■ WHAT THE TASK REQUIRES: Every record should be repeated exactly, except that pictures are left out.

■ MATERIAL TO PROCESS:

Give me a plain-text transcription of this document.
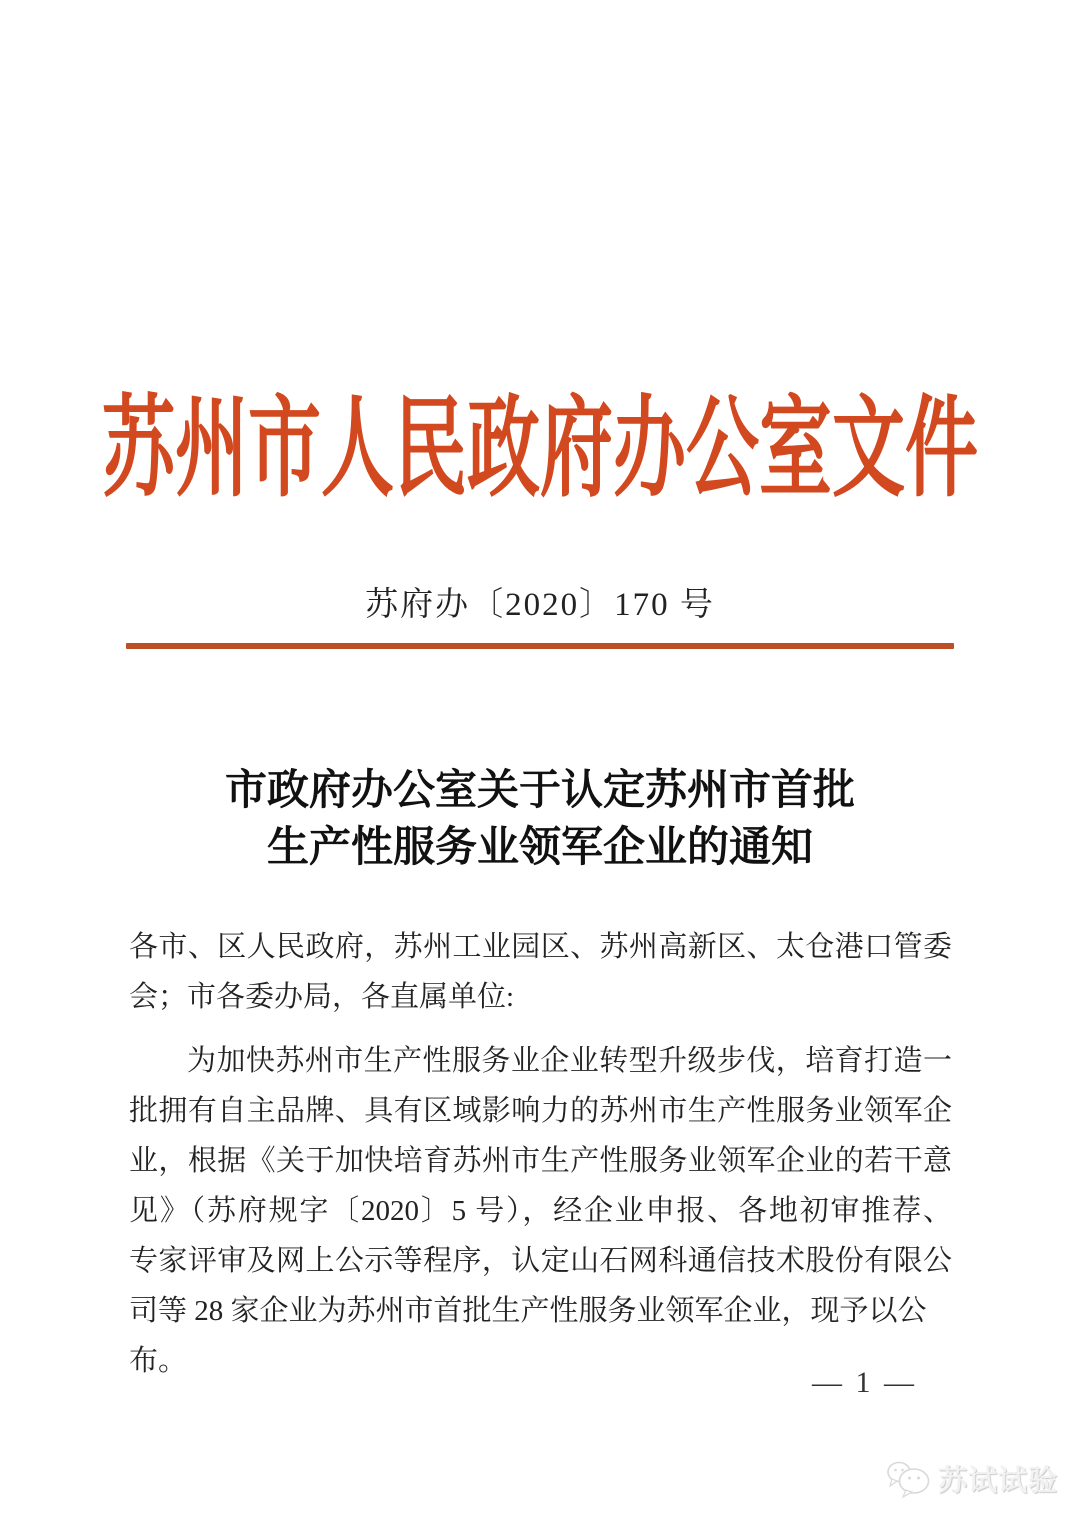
苏州市人民政府办公室文件
苏府办〔2020〕170 号
市政府办公室关于认定苏州市首批
生产性服务业领军企业的通知
各市、区人民政府，苏州工业园区、苏州高新区、太仓港口管委
会；市各委办局，各直属单位:
为加快苏州市生产性服务业企业转型升级步伐，培育打造一
批拥有自主品牌、具有区域影响力的苏州市生产性服务业领军企
业，根据《关于加快培育苏州市生产性服务业领军企业的若干意
见》（苏府规字〔2020〕5 号），经企业申报、各地初审推荐、
专家评审及网上公示等程序，认定山石网科通信技术股份有限公
司等 28 家企业为苏州市首批生产性服务业领军企业，现予以公布。
— 1 —
苏试试验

■ OUTPUT FOR THIS TASK:
Give me a plain-text transcription of this document.
苏州市人民政府办公室文件
苏府办〔2020〕170 号
市政府办公室关于认定苏州市首批
生产性服务业领军企业的通知
各市、区人民政府，苏州工业园区、苏州高新区、太仓港口管委
会；市各委办局，各直属单位:
为加快苏州市生产性服务业企业转型升级步伐，培育打造一
批拥有自主品牌、具有区域影响力的苏州市生产性服务业领军企
业，根据《关于加快培育苏州市生产性服务业领军企业的若干意
见》（苏府规字〔2020〕5 号），经企业申报、各地初审推荐、
专家评审及网上公示等程序，认定山石网科通信技术股份有限公
司等 28 家企业为苏州市首批生产性服务业领军企业，现予以公布。
— 1 —
苏试试验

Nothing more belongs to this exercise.